▸ Directions: Report every line in the listing below where the string "ylabel" shows up.

============

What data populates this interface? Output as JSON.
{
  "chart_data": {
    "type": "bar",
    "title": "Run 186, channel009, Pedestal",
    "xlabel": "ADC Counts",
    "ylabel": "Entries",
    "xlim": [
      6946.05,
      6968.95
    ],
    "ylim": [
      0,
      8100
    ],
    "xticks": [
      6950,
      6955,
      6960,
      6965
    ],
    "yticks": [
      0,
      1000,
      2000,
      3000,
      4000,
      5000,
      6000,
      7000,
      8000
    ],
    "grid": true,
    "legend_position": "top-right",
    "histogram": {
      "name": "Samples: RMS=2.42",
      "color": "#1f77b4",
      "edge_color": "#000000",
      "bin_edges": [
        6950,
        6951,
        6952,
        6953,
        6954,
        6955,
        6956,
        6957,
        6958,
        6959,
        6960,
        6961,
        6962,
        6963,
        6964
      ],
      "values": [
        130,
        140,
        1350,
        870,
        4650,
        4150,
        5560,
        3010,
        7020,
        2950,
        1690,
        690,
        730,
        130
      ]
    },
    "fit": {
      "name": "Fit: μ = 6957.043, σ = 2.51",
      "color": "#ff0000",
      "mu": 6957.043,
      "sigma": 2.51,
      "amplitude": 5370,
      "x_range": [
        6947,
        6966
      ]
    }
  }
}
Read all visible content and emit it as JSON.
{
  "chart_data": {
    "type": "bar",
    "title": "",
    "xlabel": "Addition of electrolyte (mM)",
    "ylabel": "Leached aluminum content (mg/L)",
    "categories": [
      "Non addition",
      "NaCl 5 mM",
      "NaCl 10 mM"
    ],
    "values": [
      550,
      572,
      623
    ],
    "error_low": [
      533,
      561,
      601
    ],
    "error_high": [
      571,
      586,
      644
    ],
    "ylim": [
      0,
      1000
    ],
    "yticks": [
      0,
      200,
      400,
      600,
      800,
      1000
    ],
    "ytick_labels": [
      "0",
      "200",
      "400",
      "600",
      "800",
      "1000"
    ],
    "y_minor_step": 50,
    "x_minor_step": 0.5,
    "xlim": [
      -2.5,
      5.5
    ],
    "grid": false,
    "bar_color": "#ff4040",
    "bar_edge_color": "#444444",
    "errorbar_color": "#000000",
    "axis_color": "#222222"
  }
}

============

▸ Written solution:
    "ylabel": "Entries",
    "ylabel": "Leached aluminum content (mg/L)",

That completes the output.